(Data items)

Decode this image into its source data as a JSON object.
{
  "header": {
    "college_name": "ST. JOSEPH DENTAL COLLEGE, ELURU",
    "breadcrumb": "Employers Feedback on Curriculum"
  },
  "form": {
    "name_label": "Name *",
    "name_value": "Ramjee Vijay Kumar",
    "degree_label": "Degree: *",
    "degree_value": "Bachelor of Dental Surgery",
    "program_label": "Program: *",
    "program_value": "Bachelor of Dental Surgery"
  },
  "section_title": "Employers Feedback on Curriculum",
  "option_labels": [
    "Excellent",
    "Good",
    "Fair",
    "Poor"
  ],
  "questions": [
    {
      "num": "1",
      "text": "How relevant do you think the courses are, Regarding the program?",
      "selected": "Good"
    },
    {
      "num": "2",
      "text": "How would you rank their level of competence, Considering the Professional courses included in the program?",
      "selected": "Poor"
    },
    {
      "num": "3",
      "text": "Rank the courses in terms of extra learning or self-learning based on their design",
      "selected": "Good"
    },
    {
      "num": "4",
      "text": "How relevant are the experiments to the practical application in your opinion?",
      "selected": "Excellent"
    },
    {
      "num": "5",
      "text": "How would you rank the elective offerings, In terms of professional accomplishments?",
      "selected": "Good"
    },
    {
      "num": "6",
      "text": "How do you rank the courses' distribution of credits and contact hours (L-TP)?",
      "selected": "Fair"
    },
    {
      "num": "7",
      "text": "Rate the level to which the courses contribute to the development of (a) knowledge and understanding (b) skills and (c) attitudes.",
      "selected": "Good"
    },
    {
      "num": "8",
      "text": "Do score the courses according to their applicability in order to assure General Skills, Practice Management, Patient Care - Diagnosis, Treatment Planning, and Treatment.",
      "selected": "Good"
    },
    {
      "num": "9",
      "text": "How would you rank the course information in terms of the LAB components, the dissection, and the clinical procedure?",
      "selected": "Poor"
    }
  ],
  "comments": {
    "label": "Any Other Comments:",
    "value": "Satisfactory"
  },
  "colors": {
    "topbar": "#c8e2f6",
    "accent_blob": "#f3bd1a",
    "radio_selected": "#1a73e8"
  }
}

_CHALLENGE_. For each line above that contains the word "Feedback", copy that line.

_EXERCISE RESPONSE_.
    "breadcrumb": "Employers Feedback on Curriculum"
  "section_title": "Employers Feedback on Curriculum",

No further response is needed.